__TASK INSTRUCTIONS__.
Write out all of the lines below, exactly and completely.

__THE DATA__.

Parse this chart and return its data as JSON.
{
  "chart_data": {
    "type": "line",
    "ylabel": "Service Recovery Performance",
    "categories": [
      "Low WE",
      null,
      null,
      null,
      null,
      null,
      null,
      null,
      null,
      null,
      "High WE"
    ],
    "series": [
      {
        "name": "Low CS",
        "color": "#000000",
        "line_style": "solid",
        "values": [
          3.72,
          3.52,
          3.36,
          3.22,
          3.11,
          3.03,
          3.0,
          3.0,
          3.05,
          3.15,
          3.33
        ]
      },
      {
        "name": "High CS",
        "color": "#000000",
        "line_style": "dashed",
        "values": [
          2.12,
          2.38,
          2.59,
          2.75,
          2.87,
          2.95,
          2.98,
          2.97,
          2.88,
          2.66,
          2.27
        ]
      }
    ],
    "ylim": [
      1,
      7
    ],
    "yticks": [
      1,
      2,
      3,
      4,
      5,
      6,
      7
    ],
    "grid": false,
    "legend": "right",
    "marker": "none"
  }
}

__ANSWER TO THIS PROBLEM__.
Parse this chart and return its data as JSON.
{
  "chart_data": {
    "type": "line",
    "ylabel": "Service Recovery Performance",
    "categories": [
      "Low WE",
      null,
      null,
      null,
      null,
      null,
      null,
      null,
      null,
      null,
      "High WE"
    ],
    "series": [
      {
        "name": "Low CS",
        "color": "#000000",
        "line_style": "solid",
        "values": [
          3.72,
          3.52,
          3.36,
          3.22,
          3.11,
          3.03,
          3.0,
          3.0,
          3.05,
          3.15,
          3.33
        ]
      },
      {
        "name": "High CS",
        "color": "#000000",
        "line_style": "dashed",
        "values": [
          2.12,
          2.38,
          2.59,
          2.75,
          2.87,
          2.95,
          2.98,
          2.97,
          2.88,
          2.66,
          2.27
        ]
      }
    ],
    "ylim": [
      1,
      7
    ],
    "yticks": [
      1,
      2,
      3,
      4,
      5,
      6,
      7
    ],
    "grid": false,
    "legend": "right",
    "marker": "none"
  }
}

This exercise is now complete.